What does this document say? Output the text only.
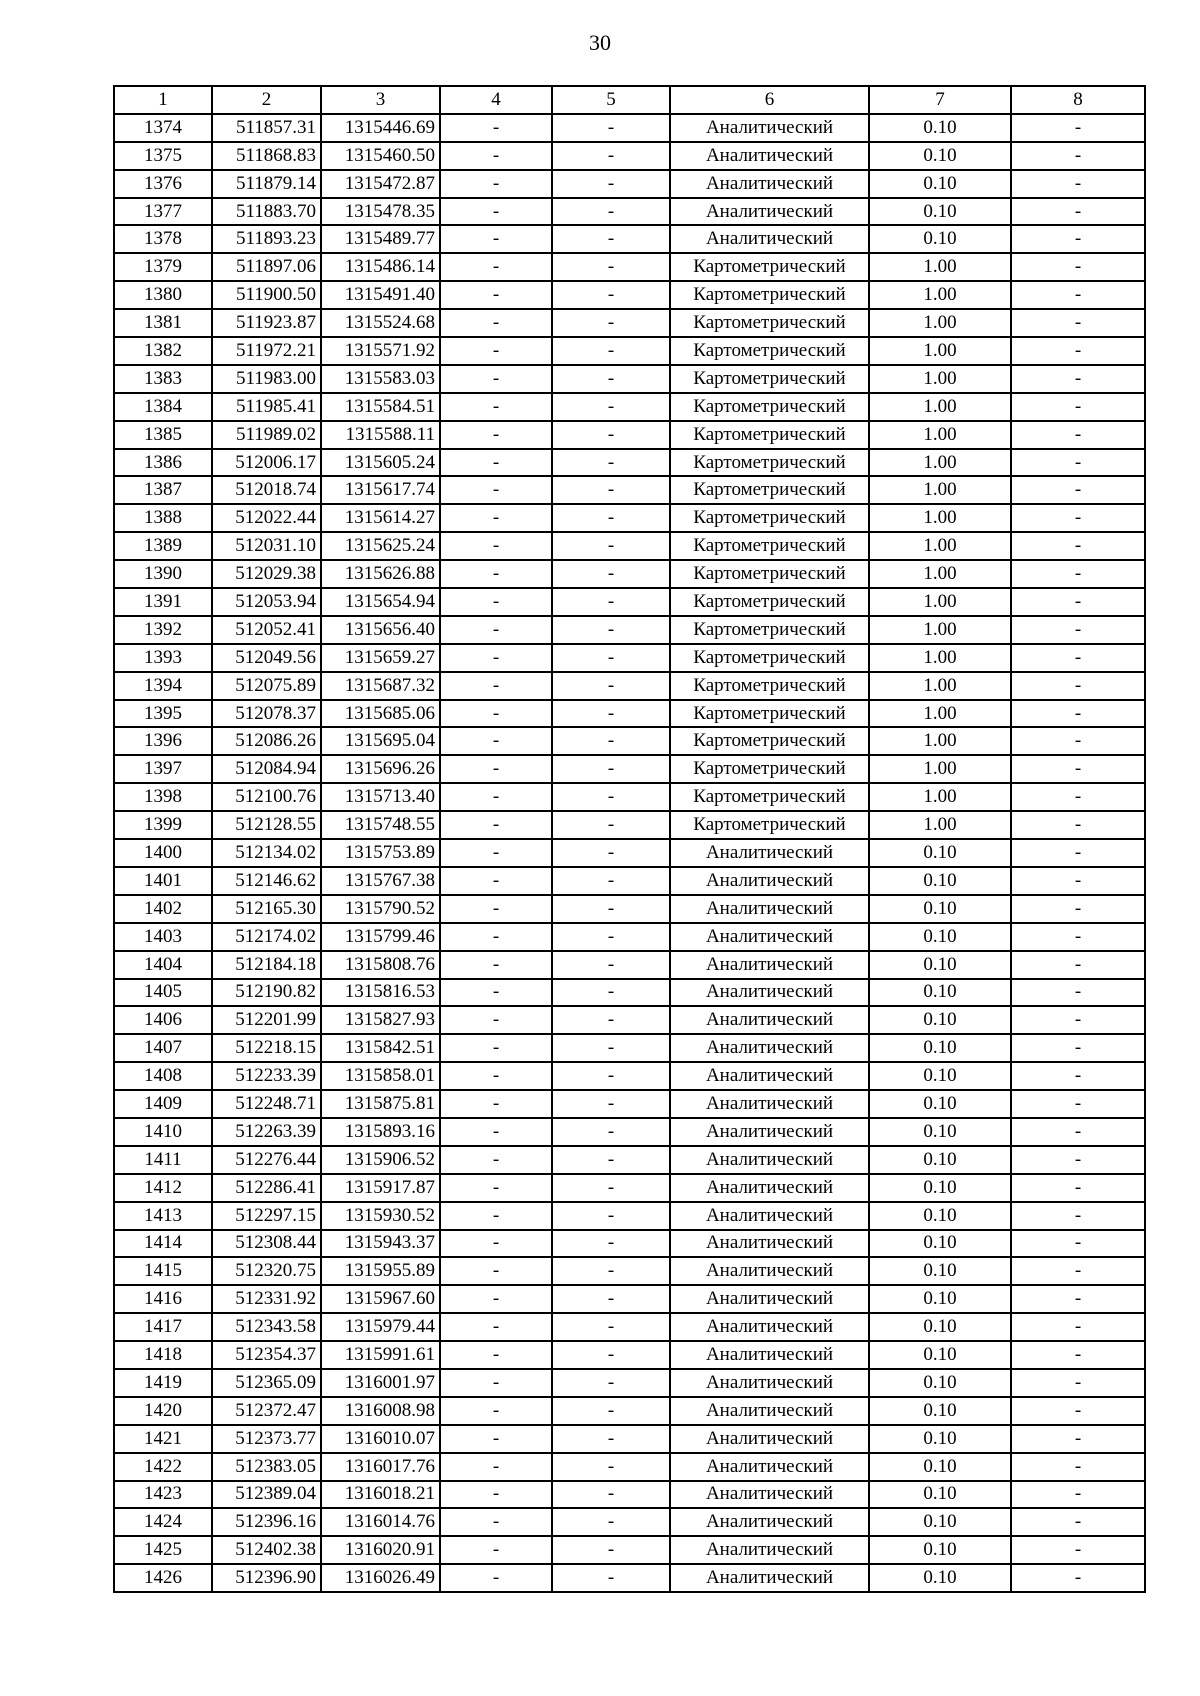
30
1	2	3	4	5	6	7	8
1374	511857.31	1315446.69	-	-	Аналитический	0.10	-
1375	511868.83	1315460.50	-	-	Аналитический	0.10	-
1376	511879.14	1315472.87	-	-	Аналитический	0.10	-
1377	511883.70	1315478.35	-	-	Аналитический	0.10	-
1378	511893.23	1315489.77	-	-	Аналитический	0.10	-
1379	511897.06	1315486.14	-	-	Картометрический	1.00	-
1380	511900.50	1315491.40	-	-	Картометрический	1.00	-
1381	511923.87	1315524.68	-	-	Картометрический	1.00	-
1382	511972.21	1315571.92	-	-	Картометрический	1.00	-
1383	511983.00	1315583.03	-	-	Картометрический	1.00	-
1384	511985.41	1315584.51	-	-	Картометрический	1.00	-
1385	511989.02	1315588.11	-	-	Картометрический	1.00	-
1386	512006.17	1315605.24	-	-	Картометрический	1.00	-
1387	512018.74	1315617.74	-	-	Картометрический	1.00	-
1388	512022.44	1315614.27	-	-	Картометрический	1.00	-
1389	512031.10	1315625.24	-	-	Картометрический	1.00	-
1390	512029.38	1315626.88	-	-	Картометрический	1.00	-
1391	512053.94	1315654.94	-	-	Картометрический	1.00	-
1392	512052.41	1315656.40	-	-	Картометрический	1.00	-
1393	512049.56	1315659.27	-	-	Картометрический	1.00	-
1394	512075.89	1315687.32	-	-	Картометрический	1.00	-
1395	512078.37	1315685.06	-	-	Картометрический	1.00	-
1396	512086.26	1315695.04	-	-	Картометрический	1.00	-
1397	512084.94	1315696.26	-	-	Картометрический	1.00	-
1398	512100.76	1315713.40	-	-	Картометрический	1.00	-
1399	512128.55	1315748.55	-	-	Картометрический	1.00	-
1400	512134.02	1315753.89	-	-	Аналитический	0.10	-
1401	512146.62	1315767.38	-	-	Аналитический	0.10	-
1402	512165.30	1315790.52	-	-	Аналитический	0.10	-
1403	512174.02	1315799.46	-	-	Аналитический	0.10	-
1404	512184.18	1315808.76	-	-	Аналитический	0.10	-
1405	512190.82	1315816.53	-	-	Аналитический	0.10	-
1406	512201.99	1315827.93	-	-	Аналитический	0.10	-
1407	512218.15	1315842.51	-	-	Аналитический	0.10	-
1408	512233.39	1315858.01	-	-	Аналитический	0.10	-
1409	512248.71	1315875.81	-	-	Аналитический	0.10	-
1410	512263.39	1315893.16	-	-	Аналитический	0.10	-
1411	512276.44	1315906.52	-	-	Аналитический	0.10	-
1412	512286.41	1315917.87	-	-	Аналитический	0.10	-
1413	512297.15	1315930.52	-	-	Аналитический	0.10	-
1414	512308.44	1315943.37	-	-	Аналитический	0.10	-
1415	512320.75	1315955.89	-	-	Аналитический	0.10	-
1416	512331.92	1315967.60	-	-	Аналитический	0.10	-
1417	512343.58	1315979.44	-	-	Аналитический	0.10	-
1418	512354.37	1315991.61	-	-	Аналитический	0.10	-
1419	512365.09	1316001.97	-	-	Аналитический	0.10	-
1420	512372.47	1316008.98	-	-	Аналитический	0.10	-
1421	512373.77	1316010.07	-	-	Аналитический	0.10	-
1422	512383.05	1316017.76	-	-	Аналитический	0.10	-
1423	512389.04	1316018.21	-	-	Аналитический	0.10	-
1424	512396.16	1316014.76	-	-	Аналитический	0.10	-
1425	512402.38	1316020.91	-	-	Аналитический	0.10	-
1426	512396.90	1316026.49	-	-	Аналитический	0.10	-
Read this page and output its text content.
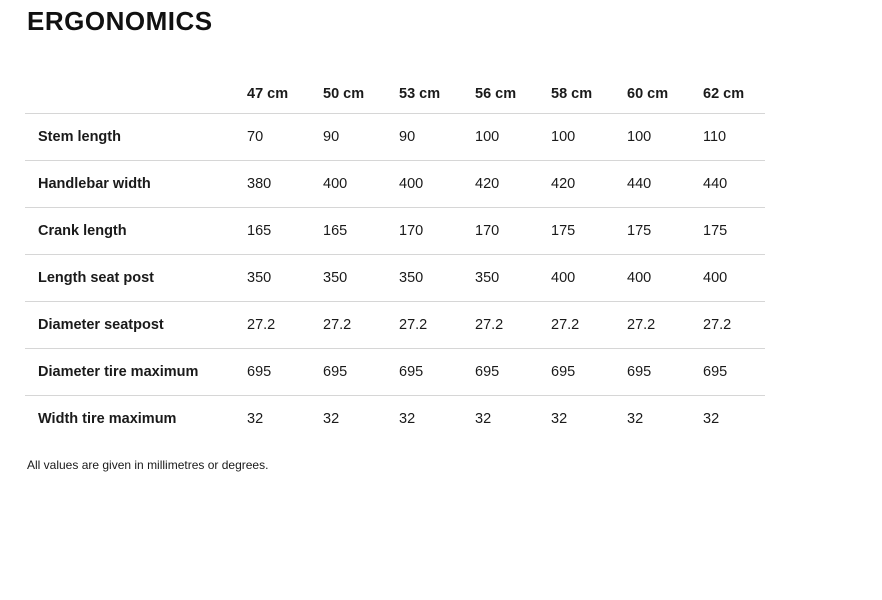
ERGONOMICS
	47 cm	50 cm	53 cm	56 cm	58 cm	60 cm	62 cm
Stem length	70	90	90	100	100	100	110
Handlebar width	380	400	400	420	420	440	440
Crank length	165	165	170	170	175	175	175
Length seat post	350	350	350	350	400	400	400
Diameter seatpost	27.2	27.2	27.2	27.2	27.2	27.2	27.2
Diameter tire maximum	695	695	695	695	695	695	695
Width tire maximum	32	32	32	32	32	32	32
All values are given in millimetres or degrees.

++++++

Write out exactly the lines from the line holding "Read this page and output its text content." through the last line of the records above, inclusive, and nothing more. Leave out the pictures.

Task result »
Read this page and output its text content.
ERGONOMICS
	47 cm	50 cm	53 cm	56 cm	58 cm	60 cm	62 cm
Stem length	70	90	90	100	100	100	110
Handlebar width	380	400	400	420	420	440	440
Crank length	165	165	170	170	175	175	175
Length seat post	350	350	350	350	400	400	400
Diameter seatpost	27.2	27.2	27.2	27.2	27.2	27.2	27.2
Diameter tire maximum	695	695	695	695	695	695	695
Width tire maximum	32	32	32	32	32	32	32
All values are given in millimetres or degrees.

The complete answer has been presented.